> _EXERCISE OBJECTIVE_
The answer should be a single number: how many lines of the entries below hold the word "无法判断".

> _DATA RECORDS_
↓
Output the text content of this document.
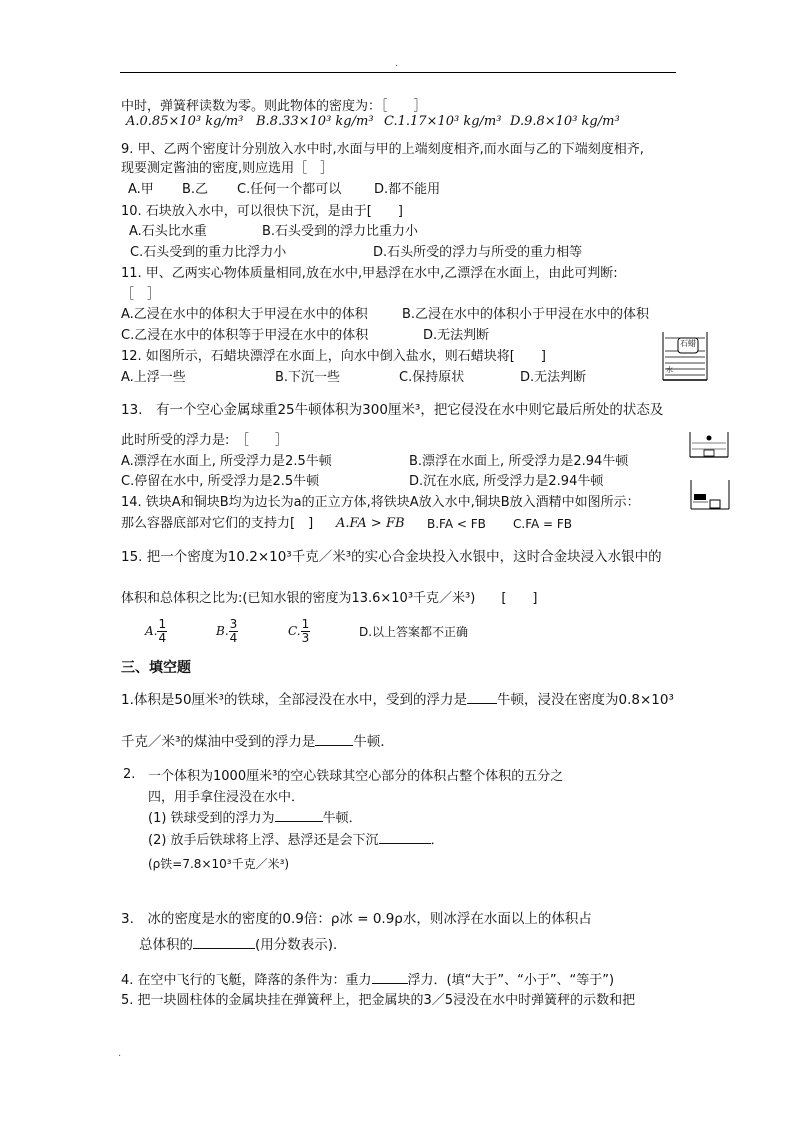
.
中时，弹簧秤读数为零。则此物体的密度为：［　　］
A.0.85×10³ kg/m³ B.8.33×10³ kg/m³ C.1.17×10³ kg/m³ D.9.8×10³ kg/m³
9. 甲、乙两个密度计分别放入水中时,水面与甲的上端刻度相齐,而水面与乙的下端刻度相齐,
现要测定酱油的密度,则应选用［　］
A.甲 B.乙 C.任何一个都可以	D.都不能用
10. 石块放入水中，可以很快下沉，是由于[　　]
A.石头比水重	B.石头受到的浮力比重力小
C.石头受到的重力比浮力小	D.石头所受的浮力与所受的重力相等
11. 甲、乙两实心物体质量相同,放在水中,甲悬浮在水中,乙漂浮在水面上，由此可判断:
［　］
A.乙浸在水中的体积大于甲浸在水中的体积	B.乙浸在水中的体积小于甲浸在水中的体积
C.乙浸在水中的体积等于甲浸在水中的体积	D.无法判断
石蜡
水
12. 如图所示，石蜡块漂浮在水面上，向水中倒入盐水，则石蜡块将[　　]
A.上浮一些	B.下沉一些	C.保持原状	D.无法判断
13.　有一个空心金属球重25牛顿体积为300厘米³，把它侵没在水中则它最后所处的状态及
此时所受的浮力是:　［　　］
A.漂浮在水面上, 所受浮力是2.5牛顿	B.漂浮在水面上, 所受浮力是2.94牛顿
C.停留在水中, 所受浮力是2.5牛顿	D.沉在水底, 所受浮力是2.94牛顿
14. 铁块A和铜块B均为边长为a的正立方体,将铁块A放入水中,铜块B放入酒精中如图所示：
那么容器底部对它们的支持力[　] A.FA > FB B.FA < FB C.FA = FB
15. 把一个密度为10.2×10³千克／米³的实心合金块投入水银中，这时合金块浸入水银中的
体积和总体积之比为:(已知水银的密度为13.6×10³千克／米³)　　[　　]
A. $\frac{1}{4}$	B. $\frac{3}{4}$	C. $\frac{1}{3}$	D.以上答案都不正确
三、填空题
1.体积是50厘米³的铁球，全部浸没在水中，受到的浮力是 牛顿，浸没在密度为0.8×10³
千克／米³的煤油中受到的浮力是	牛顿．
2. 一个体积为1000厘米³的空心铁球其空心部分的体积占整个体积的五分之
四，用手拿住浸没在水中．
(1) 铁球受到的浮力为	牛顿．
(2) 放手后铁球将上浮、悬浮还是会下沉	．
(ρ铁=7.8×10³千克／米³)
3.　冰的密度是水的密度的0.9倍：ρ冰 = 0.9ρ水，则冰浮在水面以上的体积占
总体积的	(用分数表示).
4. 在空中飞行的飞艇，降落的条件为：重力	浮力．(填“大于”、“小于”、“等于”)
5. 把一块圆柱体的金属块挂在弹簧秤上，把金属块的3／5浸没在水中时弹簧秤的示数和把
.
↑
> _TASK RESPONSE_
2